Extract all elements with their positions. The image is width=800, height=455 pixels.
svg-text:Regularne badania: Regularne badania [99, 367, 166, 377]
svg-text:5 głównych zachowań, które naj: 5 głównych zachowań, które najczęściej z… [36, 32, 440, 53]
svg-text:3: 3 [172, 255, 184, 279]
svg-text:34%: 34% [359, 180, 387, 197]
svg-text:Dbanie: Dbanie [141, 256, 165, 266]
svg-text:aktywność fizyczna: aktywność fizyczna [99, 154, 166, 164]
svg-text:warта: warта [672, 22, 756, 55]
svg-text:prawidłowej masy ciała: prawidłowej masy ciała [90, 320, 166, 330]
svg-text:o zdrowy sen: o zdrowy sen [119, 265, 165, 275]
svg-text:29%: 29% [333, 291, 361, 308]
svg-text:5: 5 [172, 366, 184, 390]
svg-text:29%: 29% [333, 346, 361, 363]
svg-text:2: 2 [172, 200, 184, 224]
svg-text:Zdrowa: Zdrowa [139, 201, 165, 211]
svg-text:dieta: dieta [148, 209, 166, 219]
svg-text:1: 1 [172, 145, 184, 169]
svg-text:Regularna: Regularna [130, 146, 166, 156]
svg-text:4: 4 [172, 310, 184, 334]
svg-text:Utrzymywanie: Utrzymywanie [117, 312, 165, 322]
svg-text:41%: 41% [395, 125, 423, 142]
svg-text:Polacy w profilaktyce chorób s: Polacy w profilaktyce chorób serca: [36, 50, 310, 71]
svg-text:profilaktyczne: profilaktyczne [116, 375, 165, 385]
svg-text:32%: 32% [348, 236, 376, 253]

▬▬▬▬▬▬▬▬▬▬

Written exercise>
Copy every line of the records above character for character, in the same order.

Solution to this exercise>
Extract all elements with their positions. The image is width=800, height=455 pixels.
svg-text:Regularne badania: Regularne badania [99, 367, 166, 377]
svg-text:5 głównych zachowań, które naj: 5 głównych zachowań, które najczęściej z… [36, 32, 440, 53]
svg-text:3: 3 [172, 255, 184, 279]
svg-text:34%: 34% [359, 180, 387, 197]
svg-text:Dbanie: Dbanie [141, 256, 165, 266]
svg-text:aktywność fizyczna: aktywność fizyczna [99, 154, 166, 164]
svg-text:warта: warта [672, 22, 756, 55]
svg-text:prawidłowej masy ciała: prawidłowej masy ciała [90, 320, 166, 330]
svg-text:o zdrowy sen: o zdrowy sen [119, 265, 165, 275]
svg-text:29%: 29% [333, 291, 361, 308]
svg-text:5: 5 [172, 366, 184, 390]
svg-text:29%: 29% [333, 346, 361, 363]
svg-text:2: 2 [172, 200, 184, 224]
svg-text:Zdrowa: Zdrowa [139, 201, 165, 211]
svg-text:dieta: dieta [148, 209, 166, 219]
svg-text:1: 1 [172, 145, 184, 169]
svg-text:Regularna: Regularna [130, 146, 166, 156]
svg-text:4: 4 [172, 310, 184, 334]
svg-text:Utrzymywanie: Utrzymywanie [117, 312, 165, 322]
svg-text:41%: 41% [395, 125, 423, 142]
svg-text:Polacy w profilaktyce chorób s: Polacy w profilaktyce chorób serca: [36, 50, 310, 71]
svg-text:profilaktyczne: profilaktyczne [116, 375, 165, 385]
svg-text:32%: 32% [348, 236, 376, 253]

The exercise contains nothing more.